(Extracted records)
§ §

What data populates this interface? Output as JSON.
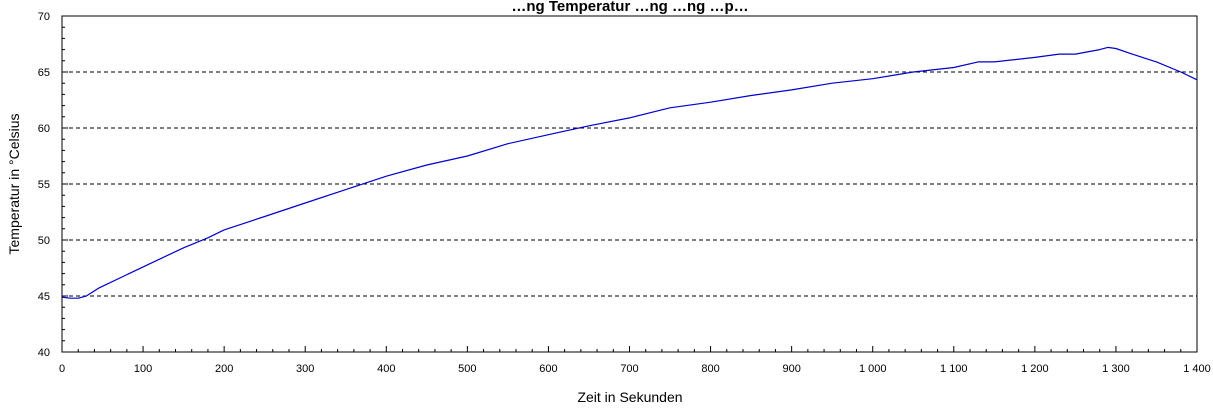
{
  "chart_data": {
    "type": "line",
    "title": "…ng Temperatur …ng …ng …p…",
    "xlabel": "Zeit in Sekunden",
    "ylabel": "Temperatur in °Celsius",
    "xlim": [
      0,
      1400
    ],
    "ylim": [
      40,
      70
    ],
    "x_ticks": [
      0,
      100,
      200,
      300,
      400,
      500,
      600,
      700,
      800,
      900,
      1000,
      1100,
      1200,
      1300,
      1400
    ],
    "x_tick_labels": [
      "0",
      "100",
      "200",
      "300",
      "400",
      "500",
      "600",
      "700",
      "800",
      "900",
      "1 000",
      "1 100",
      "1 200",
      "1 300",
      "1 400"
    ],
    "y_ticks": [
      40,
      45,
      50,
      55,
      60,
      65,
      70
    ],
    "y_tick_labels": [
      "40",
      "45",
      "50",
      "55",
      "60",
      "65",
      "70"
    ],
    "grid": {
      "horizontal": true,
      "style": "dashed",
      "values": [
        45,
        50,
        55,
        60,
        65
      ]
    },
    "legend": "none",
    "series": [
      {
        "color": "#0000cc",
        "x": [
          0,
          10,
          20,
          30,
          45,
          100,
          150,
          180,
          200,
          250,
          300,
          350,
          400,
          450,
          500,
          550,
          600,
          650,
          700,
          750,
          800,
          850,
          900,
          950,
          1000,
          1050,
          1100,
          1130,
          1150,
          1200,
          1230,
          1250,
          1280,
          1290,
          1300,
          1320,
          1350,
          1380,
          1400
        ],
        "y": [
          44.9,
          44.8,
          44.8,
          45.0,
          45.7,
          47.6,
          49.3,
          50.2,
          50.9,
          52.1,
          53.3,
          54.5,
          55.7,
          56.7,
          57.5,
          58.6,
          59.4,
          60.2,
          60.9,
          61.8,
          62.3,
          62.9,
          63.4,
          64.0,
          64.4,
          65.0,
          65.4,
          65.9,
          65.9,
          66.3,
          66.6,
          66.6,
          67.0,
          67.2,
          67.1,
          66.6,
          65.9,
          65.0,
          64.3
        ]
      }
    ]
  }
}
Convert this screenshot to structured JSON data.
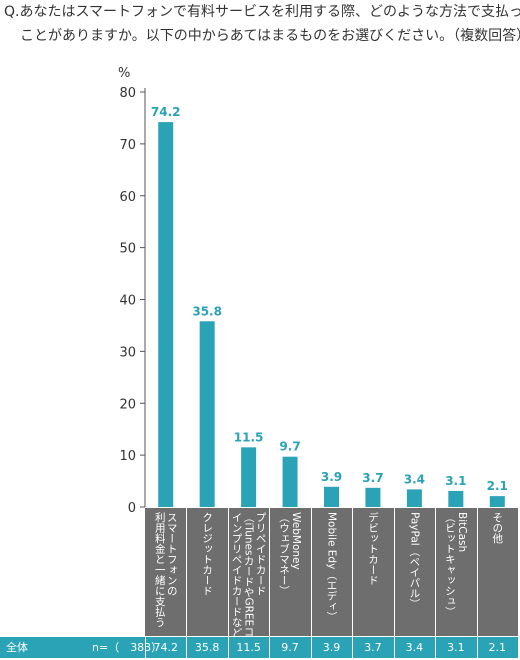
{
  "question": {
    "line1": "Q.あなたはスマートフォンで有料サービスを利用する際、どのような方法で支払った",
    "line2": "ことがありますか。以下の中からあてはまるものをお選びください。（複数回答）"
  },
  "colors": {
    "bar": "#2aa3b6",
    "label": "#2aa3b6",
    "panel": "#6e6e6e",
    "row": "#2aa3b6"
  },
  "chart_data": {
    "type": "bar",
    "unit": "%",
    "ylim": [
      0,
      80
    ],
    "yticks": [
      0,
      10,
      20,
      30,
      40,
      50,
      60,
      70,
      80
    ],
    "categories": [
      "スマートフォンの\n利用料金と一緒に支払う",
      "クレジットカード",
      "プリペイドカード\n（iTunesカードやGREEコ\nインプリペイドカードなど）",
      "WebMoney\n（ウェブマネー）",
      "Mobile Edy（エディ）",
      "デビットカード",
      "PayPal（ペイパル）",
      "BitCash\n（ビットキャッシュ）",
      "その他"
    ],
    "values": [
      74.2,
      35.8,
      11.5,
      9.7,
      3.9,
      3.7,
      3.4,
      3.1,
      2.1
    ]
  },
  "table_row": {
    "label": "全体",
    "n": "n=（　383）",
    "values": [
      "74.2",
      "35.8",
      "11.5",
      "9.7",
      "3.9",
      "3.7",
      "3.4",
      "3.1",
      "2.1"
    ]
  }
}
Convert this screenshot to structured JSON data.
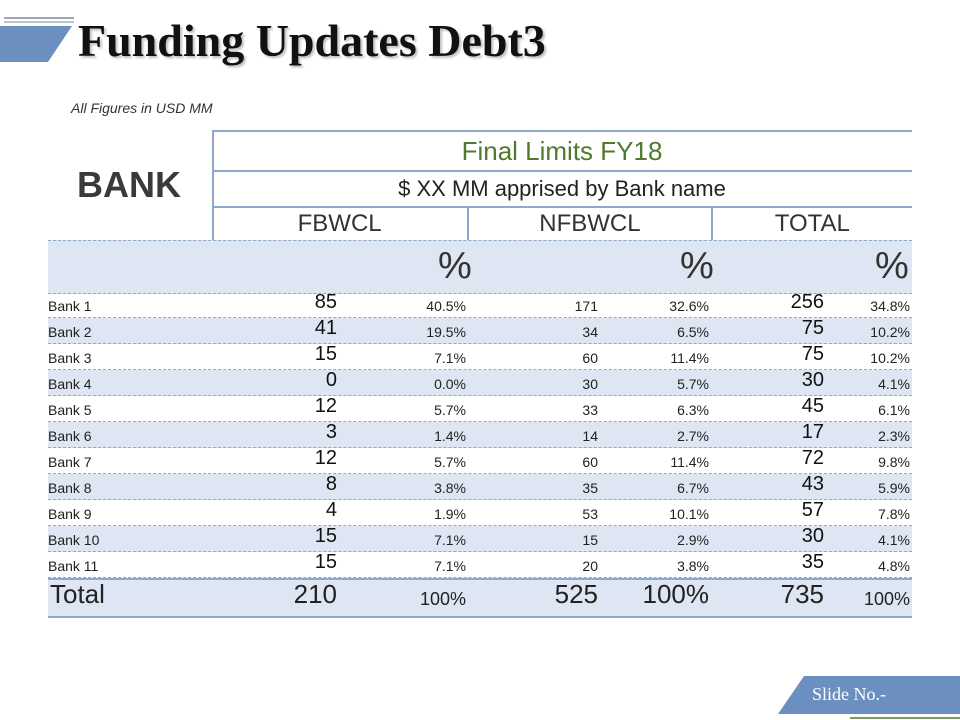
{
  "title": "Funding Updates Debt3",
  "subtitle": "All Figures in USD MM",
  "bank_label": "BANK",
  "header": {
    "final_limits": "Final Limits FY18",
    "apprised": "$ XX MM apprised by Bank name",
    "columns": [
      "FBWCL",
      "NFBWCL",
      "TOTAL"
    ],
    "pct_symbol": "%"
  },
  "rows": [
    {
      "name": "Bank 1",
      "fbwcl": "85",
      "fbwcl_pct": "40.5%",
      "nfbwcl": "171",
      "nfbwcl_pct": "32.6%",
      "total": "256",
      "total_pct": "34.8%"
    },
    {
      "name": "Bank 2",
      "fbwcl": "41",
      "fbwcl_pct": "19.5%",
      "nfbwcl": "34",
      "nfbwcl_pct": "6.5%",
      "total": "75",
      "total_pct": "10.2%"
    },
    {
      "name": "Bank 3",
      "fbwcl": "15",
      "fbwcl_pct": "7.1%",
      "nfbwcl": "60",
      "nfbwcl_pct": "11.4%",
      "total": "75",
      "total_pct": "10.2%"
    },
    {
      "name": "Bank 4",
      "fbwcl": "0",
      "fbwcl_pct": "0.0%",
      "nfbwcl": "30",
      "nfbwcl_pct": "5.7%",
      "total": "30",
      "total_pct": "4.1%"
    },
    {
      "name": "Bank 5",
      "fbwcl": "12",
      "fbwcl_pct": "5.7%",
      "nfbwcl": "33",
      "nfbwcl_pct": "6.3%",
      "total": "45",
      "total_pct": "6.1%"
    },
    {
      "name": "Bank 6",
      "fbwcl": "3",
      "fbwcl_pct": "1.4%",
      "nfbwcl": "14",
      "nfbwcl_pct": "2.7%",
      "total": "17",
      "total_pct": "2.3%"
    },
    {
      "name": "Bank 7",
      "fbwcl": "12",
      "fbwcl_pct": "5.7%",
      "nfbwcl": "60",
      "nfbwcl_pct": "11.4%",
      "total": "72",
      "total_pct": "9.8%"
    },
    {
      "name": "Bank 8",
      "fbwcl": "8",
      "fbwcl_pct": "3.8%",
      "nfbwcl": "35",
      "nfbwcl_pct": "6.7%",
      "total": "43",
      "total_pct": "5.9%"
    },
    {
      "name": "Bank 9",
      "fbwcl": "4",
      "fbwcl_pct": "1.9%",
      "nfbwcl": "53",
      "nfbwcl_pct": "10.1%",
      "total": "57",
      "total_pct": "7.8%"
    },
    {
      "name": "Bank 10",
      "fbwcl": "15",
      "fbwcl_pct": "7.1%",
      "nfbwcl": "15",
      "nfbwcl_pct": "2.9%",
      "total": "30",
      "total_pct": "4.1%"
    },
    {
      "name": "Bank 11",
      "fbwcl": "15",
      "fbwcl_pct": "7.1%",
      "nfbwcl": "20",
      "nfbwcl_pct": "3.8%",
      "total": "35",
      "total_pct": "4.8%"
    }
  ],
  "total": {
    "name": "Total",
    "fbwcl": "210",
    "fbwcl_pct": "100%",
    "nfbwcl": "525",
    "nfbwcl_pct": "100%",
    "total": "735",
    "total_pct": "100%"
  },
  "slide_no": "Slide No.-",
  "colors": {
    "accent_blue": "#6b8fbf",
    "header_green": "#4f7a2e",
    "row_tint": "#dde6f2",
    "rule": "#8ea9c9"
  }
}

§ §

> **OBJECTIVE**
Omitting all images, print the listing exactly.

> **RESULT OF THE TASK**
What data populates this interface? Output as JSON.
{
  "chart_data": {
    "type": "line",
    "title": "…ng Temperatur …ng …ng …p…",
    "xlabel": "Zeit in Sekunden",
    "ylabel": "Temperatur in °Celsius",
    "xlim": [
      0,
      1400
    ],
    "ylim": [
      40,
      70
    ],
    "x_ticks": [
      0,
      100,
      200,
      300,
      400,
      500,
      600,
      700,
      800,
      900,
      1000,
      1100,
      1200,
      1300,
      1400
    ],
    "x_tick_labels": [
      "0",
      "100",
      "200",
      "300",
      "400",
      "500",
      "600",
      "700",
      "800",
      "900",
      "1 000",
      "1 100",
      "1 200",
      "1 300",
      "1 400"
    ],
    "y_ticks": [
      40,
      45,
      50,
      55,
      60,
      65,
      70
    ],
    "y_tick_labels": [
      "40",
      "45",
      "50",
      "55",
      "60",
      "65",
      "70"
    ],
    "grid": {
      "horizontal": true,
      "style": "dashed",
      "values": [
        45,
        50,
        55,
        60,
        65
      ]
    },
    "legend": "none",
    "series": [
      {
        "color": "#0000cc",
        "x": [
          0,
          10,
          20,
          30,
          45,
          100,
          150,
          180,
          200,
          250,
          300,
          350,
          400,
          450,
          500,
          550,
          600,
          650,
          700,
          750,
          800,
          850,
          900,
          950,
          1000,
          1050,
          1100,
          1130,
          1150,
          1200,
          1230,
          1250,
          1280,
          1290,
          1300,
          1320,
          1350,
          1380,
          1400
        ],
        "y": [
          44.9,
          44.8,
          44.8,
          45.0,
          45.7,
          47.6,
          49.3,
          50.2,
          50.9,
          52.1,
          53.3,
          54.5,
          55.7,
          56.7,
          57.5,
          58.6,
          59.4,
          60.2,
          60.9,
          61.8,
          62.3,
          62.9,
          63.4,
          64.0,
          64.4,
          65.0,
          65.4,
          65.9,
          65.9,
          66.3,
          66.6,
          66.6,
          67.0,
          67.2,
          67.1,
          66.6,
          65.9,
          65.0,
          64.3
        ]
      }
    ]
  }
}
Convert this screenshot to structured JSON data.
{
  "question": {
    "line1": "Q.あなたはスマートフォンで有料サービスを利用する際、どのような方法で支払った",
    "line2": "ことがありますか。以下の中からあてはまるものをお選びください。（複数回答）"
  },
  "colors": {
    "bar": "#2aa3b6",
    "label": "#2aa3b6",
    "panel": "#6e6e6e",
    "row": "#2aa3b6"
  },
  "chart_data": {
    "type": "bar",
    "unit": "%",
    "ylim": [
      0,
      80
    ],
    "yticks": [
      0,
      10,
      20,
      30,
      40,
      50,
      60,
      70,
      80
    ],
    "categories": [
      "スマートフォンの\n利用料金と一緒に支払う",
      "クレジットカード",
      "プリペイドカード\n（iTunesカードやGREEコ\nインプリペイドカードなど）",
      "WebMoney\n（ウェブマネー）",
      "Mobile Edy（エディ）",
      "デビットカード",
      "PayPal（ペイパル）",
      "BitCash\n（ビットキャッシュ）",
      "その他"
    ],
    "values": [
      74.2,
      35.8,
      11.5,
      9.7,
      3.9,
      3.7,
      3.4,
      3.1,
      2.1
    ]
  },
  "table_row": {
    "label": "全体",
    "n": "n=（　383）",
    "values": [
      "74.2",
      "35.8",
      "11.5",
      "9.7",
      "3.9",
      "3.7",
      "3.4",
      "3.1",
      "2.1"
    ]
  }
}
Convert this screenshot to structured JSON data.
{
  "title": "Funding Updates Debt3",
  "subtitle": "All Figures in USD MM",
  "bank_label": "BANK",
  "header": {
    "final_limits": "Final Limits FY18",
    "apprised": "$ XX MM apprised by Bank name",
    "columns": [
      "FBWCL",
      "NFBWCL",
      "TOTAL"
    ],
    "pct_symbol": "%"
  },
  "rows": [
    {
      "name": "Bank 1",
      "fbwcl": "85",
      "fbwcl_pct": "40.5%",
      "nfbwcl": "171",
      "nfbwcl_pct": "32.6%",
      "total": "256",
      "total_pct": "34.8%"
    },
    {
      "name": "Bank 2",
      "fbwcl": "41",
      "fbwcl_pct": "19.5%",
      "nfbwcl": "34",
      "nfbwcl_pct": "6.5%",
      "total": "75",
      "total_pct": "10.2%"
    },
    {
      "name": "Bank 3",
      "fbwcl": "15",
      "fbwcl_pct": "7.1%",
      "nfbwcl": "60",
      "nfbwcl_pct": "11.4%",
      "total": "75",
      "total_pct": "10.2%"
    },
    {
      "name": "Bank 4",
      "fbwcl": "0",
      "fbwcl_pct": "0.0%",
      "nfbwcl": "30",
      "nfbwcl_pct": "5.7%",
      "total": "30",
      "total_pct": "4.1%"
    },
    {
      "name": "Bank 5",
      "fbwcl": "12",
      "fbwcl_pct": "5.7%",
      "nfbwcl": "33",
      "nfbwcl_pct": "6.3%",
      "total": "45",
      "total_pct": "6.1%"
    },
    {
      "name": "Bank 6",
      "fbwcl": "3",
      "fbwcl_pct": "1.4%",
      "nfbwcl": "14",
      "nfbwcl_pct": "2.7%",
      "total": "17",
      "total_pct": "2.3%"
    },
    {
      "name": "Bank 7",
      "fbwcl": "12",
      "fbwcl_pct": "5.7%",
      "nfbwcl": "60",
      "nfbwcl_pct": "11.4%",
      "total": "72",
      "total_pct": "9.8%"
    },
    {
      "name": "Bank 8",
      "fbwcl": "8",
      "fbwcl_pct": "3.8%",
      "nfbwcl": "35",
      "nfbwcl_pct": "6.7%",
      "total": "43",
      "total_pct": "5.9%"
    },
    {
      "name": "Bank 9",
      "fbwcl": "4",
      "fbwcl_pct": "1.9%",
      "nfbwcl": "53",
      "nfbwcl_pct": "10.1%",
      "total": "57",
      "total_pct": "7.8%"
    },
    {
      "name": "Bank 10",
      "fbwcl": "15",
      "fbwcl_pct": "7.1%",
      "nfbwcl": "15",
      "nfbwcl_pct": "2.9%",
      "total": "30",
      "total_pct": "4.1%"
    },
    {
      "name": "Bank 11",
      "fbwcl": "15",
      "fbwcl_pct": "7.1%",
      "nfbwcl": "20",
      "nfbwcl_pct": "3.8%",
      "total": "35",
      "total_pct": "4.8%"
    }
  ],
  "total": {
    "name": "Total",
    "fbwcl": "210",
    "fbwcl_pct": "100%",
    "nfbwcl": "525",
    "nfbwcl_pct": "100%",
    "total": "735",
    "total_pct": "100%"
  },
  "slide_no": "Slide No.-",
  "colors": {
    "accent_blue": "#6b8fbf",
    "header_green": "#4f7a2e",
    "row_tint": "#dde6f2",
    "rule": "#8ea9c9"
  }
}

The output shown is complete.